*** Records for this task

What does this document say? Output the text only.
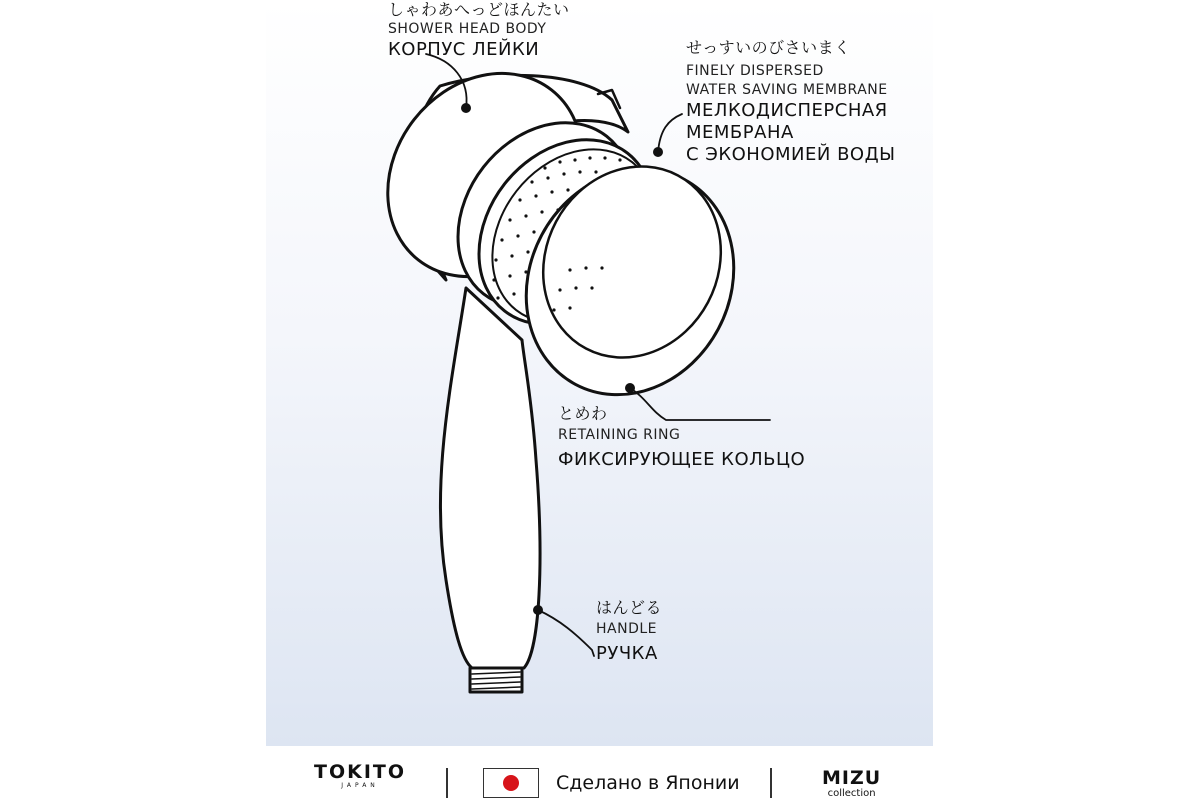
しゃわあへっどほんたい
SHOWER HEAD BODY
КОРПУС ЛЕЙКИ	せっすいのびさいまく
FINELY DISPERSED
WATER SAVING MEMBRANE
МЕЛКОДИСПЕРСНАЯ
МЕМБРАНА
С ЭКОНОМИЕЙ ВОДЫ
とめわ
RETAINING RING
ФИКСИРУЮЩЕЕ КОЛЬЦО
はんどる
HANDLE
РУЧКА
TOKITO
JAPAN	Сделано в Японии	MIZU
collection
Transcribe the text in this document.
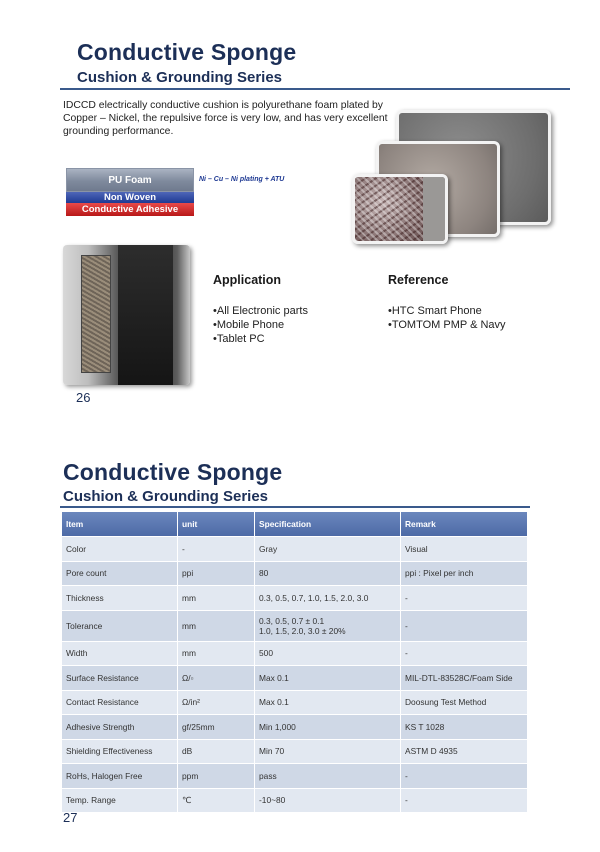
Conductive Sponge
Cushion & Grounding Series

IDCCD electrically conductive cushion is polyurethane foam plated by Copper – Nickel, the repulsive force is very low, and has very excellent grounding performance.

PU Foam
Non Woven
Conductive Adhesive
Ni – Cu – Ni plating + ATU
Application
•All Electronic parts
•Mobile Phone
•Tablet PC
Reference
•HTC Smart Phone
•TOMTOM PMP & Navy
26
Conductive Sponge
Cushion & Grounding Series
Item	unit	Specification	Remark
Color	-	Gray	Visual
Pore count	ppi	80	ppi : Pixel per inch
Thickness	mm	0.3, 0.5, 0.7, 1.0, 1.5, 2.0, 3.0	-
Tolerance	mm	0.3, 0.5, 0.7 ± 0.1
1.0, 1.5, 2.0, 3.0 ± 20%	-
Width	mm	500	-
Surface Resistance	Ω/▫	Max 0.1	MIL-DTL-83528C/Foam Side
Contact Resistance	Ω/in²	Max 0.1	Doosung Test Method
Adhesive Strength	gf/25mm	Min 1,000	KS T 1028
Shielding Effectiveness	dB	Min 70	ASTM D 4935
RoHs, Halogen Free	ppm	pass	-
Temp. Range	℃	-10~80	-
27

******

In your copy of the listing above, reproduce each line exactly and omit all pictures.

● **Response**
What does this document say? Output the text only.
しゃわあへっどほんたい
SHOWER HEAD BODY
КОРПУС ЛЕЙКИ	せっすいのびさいまく
FINELY DISPERSED
WATER SAVING MEMBRANE
МЕЛКОДИСПЕРСНАЯ
МЕМБРАНА
С ЭКОНОМИЕЙ ВОДЫ
とめわ
RETAINING RING
ФИКСИРУЮЩЕЕ КОЛЬЦО
はんどる
HANDLE
РУЧКА
TOKITO
JAPAN	Сделано в Японии	MIZU
collection
Transcribe the text in this document.
Conductive Sponge
Cushion & Grounding Series

IDCCD electrically conductive cushion is polyurethane foam plated by Copper – Nickel, the repulsive force is very low, and has very excellent grounding performance.

PU Foam
Non Woven
Conductive Adhesive
Ni – Cu – Ni plating + ATU
Application
•All Electronic parts
•Mobile Phone
•Tablet PC
Reference
•HTC Smart Phone
•TOMTOM PMP & Navy
26
Conductive Sponge
Cushion & Grounding Series
Item	unit	Specification	Remark
Color	-	Gray	Visual
Pore count	ppi	80	ppi : Pixel per inch
Thickness	mm	0.3, 0.5, 0.7, 1.0, 1.5, 2.0, 3.0	-
Tolerance	mm	0.3, 0.5, 0.7 ± 0.1
1.0, 1.5, 2.0, 3.0 ± 20%	-
Width	mm	500	-
Surface Resistance	Ω/▫	Max 0.1	MIL-DTL-83528C/Foam Side
Contact Resistance	Ω/in²	Max 0.1	Doosung Test Method
Adhesive Strength	gf/25mm	Min 1,000	KS T 1028
Shielding Effectiveness	dB	Min 70	ASTM D 4935
RoHs, Halogen Free	ppm	pass	-
Temp. Range	℃	-10~80	-
27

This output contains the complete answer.